Aim: Extract, exactly as written, the line that contains "Convert this document image to plain text." and all lines after it through the end of the records. Omit pictures.

=== Data for the task ===

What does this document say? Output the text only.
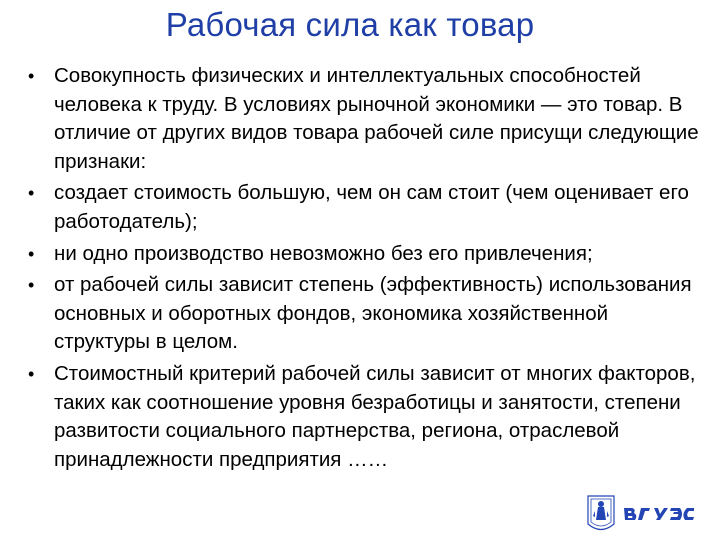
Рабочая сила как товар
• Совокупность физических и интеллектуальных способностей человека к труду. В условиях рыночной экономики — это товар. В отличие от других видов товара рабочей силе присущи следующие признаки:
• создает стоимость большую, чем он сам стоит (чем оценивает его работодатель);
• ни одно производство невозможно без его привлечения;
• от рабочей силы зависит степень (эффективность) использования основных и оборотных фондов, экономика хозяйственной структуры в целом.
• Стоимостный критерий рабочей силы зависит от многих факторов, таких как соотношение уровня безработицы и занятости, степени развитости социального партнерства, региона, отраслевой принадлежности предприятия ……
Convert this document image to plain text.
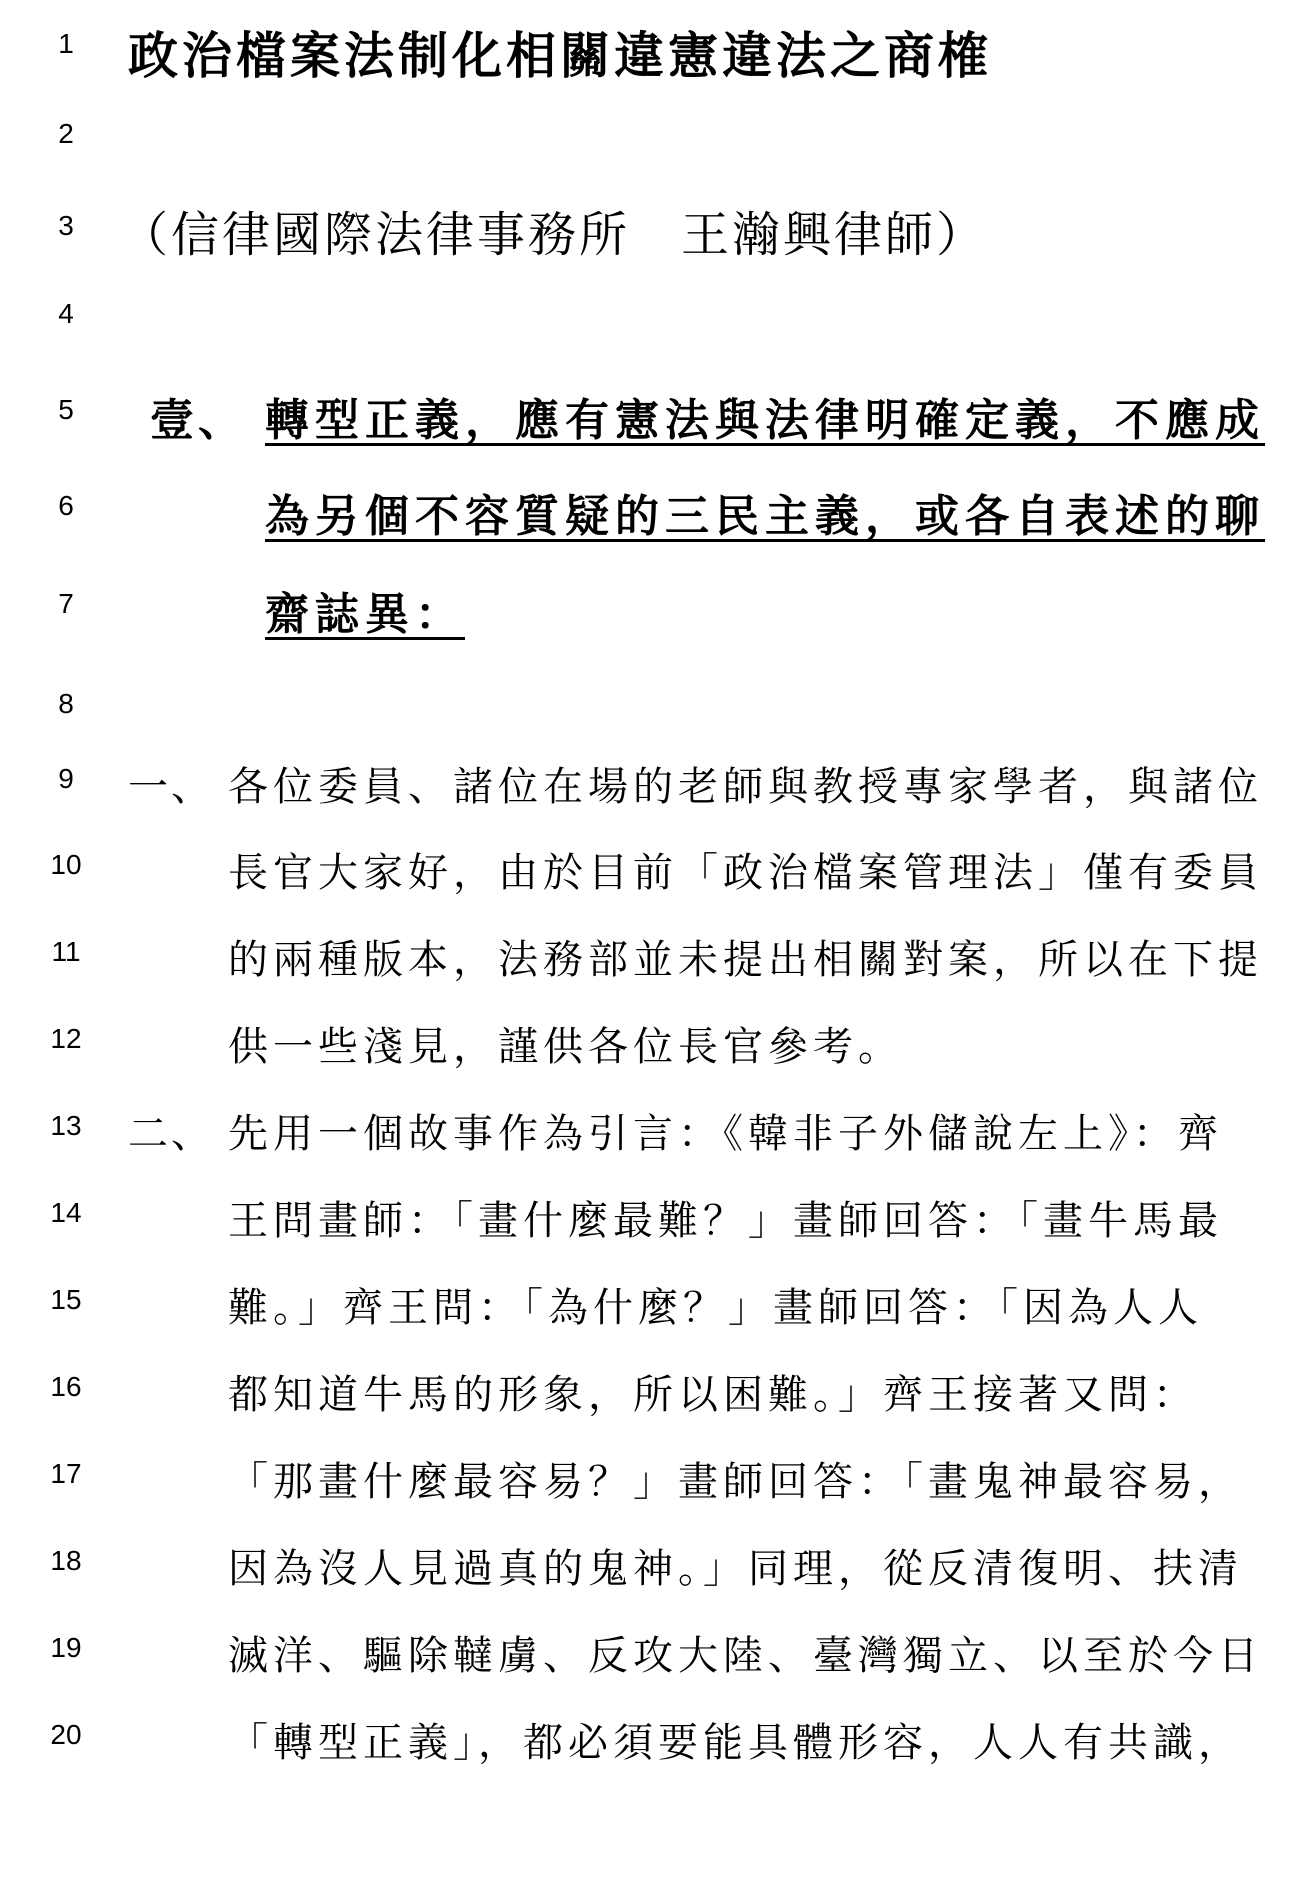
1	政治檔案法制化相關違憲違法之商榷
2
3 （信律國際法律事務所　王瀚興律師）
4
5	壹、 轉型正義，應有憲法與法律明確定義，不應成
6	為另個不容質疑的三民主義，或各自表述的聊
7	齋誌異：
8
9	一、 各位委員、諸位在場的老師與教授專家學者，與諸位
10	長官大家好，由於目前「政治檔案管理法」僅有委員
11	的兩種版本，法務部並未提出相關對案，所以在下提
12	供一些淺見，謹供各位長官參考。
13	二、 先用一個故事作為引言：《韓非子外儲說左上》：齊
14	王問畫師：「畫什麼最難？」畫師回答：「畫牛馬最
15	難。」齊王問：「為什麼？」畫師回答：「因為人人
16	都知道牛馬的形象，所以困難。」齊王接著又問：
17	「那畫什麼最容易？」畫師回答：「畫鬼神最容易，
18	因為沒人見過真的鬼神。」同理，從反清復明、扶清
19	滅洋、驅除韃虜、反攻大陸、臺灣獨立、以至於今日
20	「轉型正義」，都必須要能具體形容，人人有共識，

===

The solution:
Convert this document image to plain text.
1	政治檔案法制化相關違憲違法之商榷
2
3 （信律國際法律事務所　王瀚興律師）
4
5	壹、 轉型正義，應有憲法與法律明確定義，不應成
6	為另個不容質疑的三民主義，或各自表述的聊
7	齋誌異：
8
9	一、 各位委員、諸位在場的老師與教授專家學者，與諸位
10	長官大家好，由於目前「政治檔案管理法」僅有委員
11	的兩種版本，法務部並未提出相關對案，所以在下提
12	供一些淺見，謹供各位長官參考。
13	二、 先用一個故事作為引言：《韓非子外儲說左上》：齊
14	王問畫師：「畫什麼最難？」畫師回答：「畫牛馬最
15	難。」齊王問：「為什麼？」畫師回答：「因為人人
16	都知道牛馬的形象，所以困難。」齊王接著又問：
17	「那畫什麼最容易？」畫師回答：「畫鬼神最容易，
18	因為沒人見過真的鬼神。」同理，從反清復明、扶清
19	滅洋、驅除韃虜、反攻大陸、臺灣獨立、以至於今日
20	「轉型正義」，都必須要能具體形容，人人有共識，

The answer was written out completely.